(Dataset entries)
+ + + + + + +

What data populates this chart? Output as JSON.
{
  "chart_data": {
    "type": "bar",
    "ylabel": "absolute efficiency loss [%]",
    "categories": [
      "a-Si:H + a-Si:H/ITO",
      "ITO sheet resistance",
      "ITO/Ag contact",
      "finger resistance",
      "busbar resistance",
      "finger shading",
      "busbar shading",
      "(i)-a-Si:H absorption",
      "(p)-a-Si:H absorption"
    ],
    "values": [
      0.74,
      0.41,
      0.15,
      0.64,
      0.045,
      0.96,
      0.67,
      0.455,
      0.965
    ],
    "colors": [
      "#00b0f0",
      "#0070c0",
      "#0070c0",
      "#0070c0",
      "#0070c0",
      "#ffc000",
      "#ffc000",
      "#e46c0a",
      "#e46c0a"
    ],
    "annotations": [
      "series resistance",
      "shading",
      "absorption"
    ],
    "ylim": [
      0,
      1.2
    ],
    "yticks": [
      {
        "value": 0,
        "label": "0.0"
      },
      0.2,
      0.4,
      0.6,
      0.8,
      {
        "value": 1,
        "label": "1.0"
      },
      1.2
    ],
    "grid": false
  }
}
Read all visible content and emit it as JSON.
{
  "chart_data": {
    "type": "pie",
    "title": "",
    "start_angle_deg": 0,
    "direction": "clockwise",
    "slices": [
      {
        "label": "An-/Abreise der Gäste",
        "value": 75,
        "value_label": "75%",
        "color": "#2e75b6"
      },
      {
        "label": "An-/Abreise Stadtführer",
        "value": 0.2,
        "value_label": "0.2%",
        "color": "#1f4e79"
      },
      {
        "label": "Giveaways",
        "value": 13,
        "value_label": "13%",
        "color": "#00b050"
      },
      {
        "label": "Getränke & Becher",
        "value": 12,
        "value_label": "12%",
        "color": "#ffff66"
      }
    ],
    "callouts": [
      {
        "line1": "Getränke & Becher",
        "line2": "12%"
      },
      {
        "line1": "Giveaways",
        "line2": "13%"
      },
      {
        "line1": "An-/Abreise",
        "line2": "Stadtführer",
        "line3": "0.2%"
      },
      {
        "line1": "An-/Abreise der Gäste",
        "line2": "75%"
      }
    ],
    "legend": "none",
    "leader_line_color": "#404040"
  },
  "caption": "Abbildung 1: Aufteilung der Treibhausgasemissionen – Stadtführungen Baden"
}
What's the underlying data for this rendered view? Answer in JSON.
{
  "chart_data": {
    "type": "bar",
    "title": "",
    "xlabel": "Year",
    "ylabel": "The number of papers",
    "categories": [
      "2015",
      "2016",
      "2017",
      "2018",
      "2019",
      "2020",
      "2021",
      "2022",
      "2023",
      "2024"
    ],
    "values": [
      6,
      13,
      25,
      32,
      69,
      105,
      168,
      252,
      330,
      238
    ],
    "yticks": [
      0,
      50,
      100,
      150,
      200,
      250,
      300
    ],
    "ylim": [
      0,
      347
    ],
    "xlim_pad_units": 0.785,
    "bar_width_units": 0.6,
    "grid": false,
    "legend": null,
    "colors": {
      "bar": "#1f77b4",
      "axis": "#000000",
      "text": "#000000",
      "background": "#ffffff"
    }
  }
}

+ + + + + + +

#### What is expected
Copy every line of the listing where the word "Gäste" appears.

#### Complete answer
        "label": "An-/Abreise der Gäste",
        "line1": "An-/Abreise der Gäste",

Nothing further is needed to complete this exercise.